--- START DATA PROVIDED ---

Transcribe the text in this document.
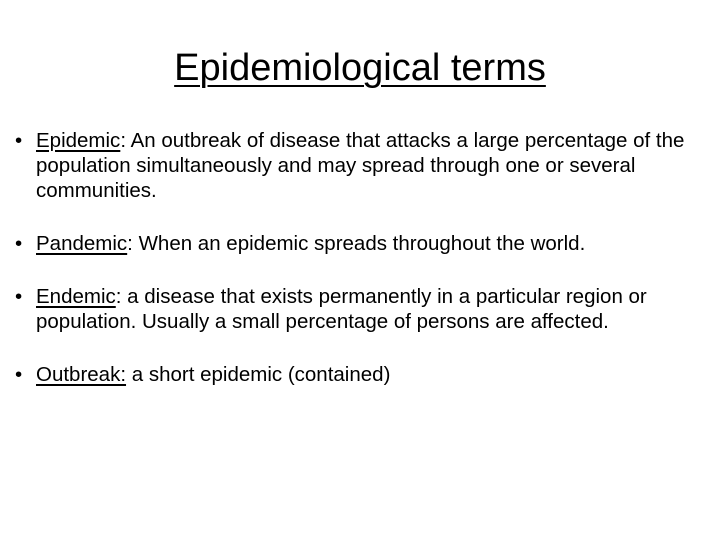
Epidemiological terms
• Epidemic: An outbreak of disease that attacks a large percentage of the population simultaneously and may spread through one or several communities.
• Pandemic: When an epidemic spreads throughout the world.
• Endemic: a disease that exists permanently in a particular region or population. Usually a small percentage of persons are affected.
• Outbreak: a short epidemic (contained)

--- END DATA PROVIDED ---

• [DESCRIPTION OF THE TASK]:
Without the pictures, print the whole listing exactly as given.

• [COMPLETED TASK]:
Transcribe the text in this document.
Epidemiological terms
• Epidemic: An outbreak of disease that attacks a large percentage of the population simultaneously and may spread through one or several communities.
• Pandemic: When an epidemic spreads throughout the world.
• Endemic: a disease that exists permanently in a particular region or population. Usually a small percentage of persons are affected.
• Outbreak: a short epidemic (contained)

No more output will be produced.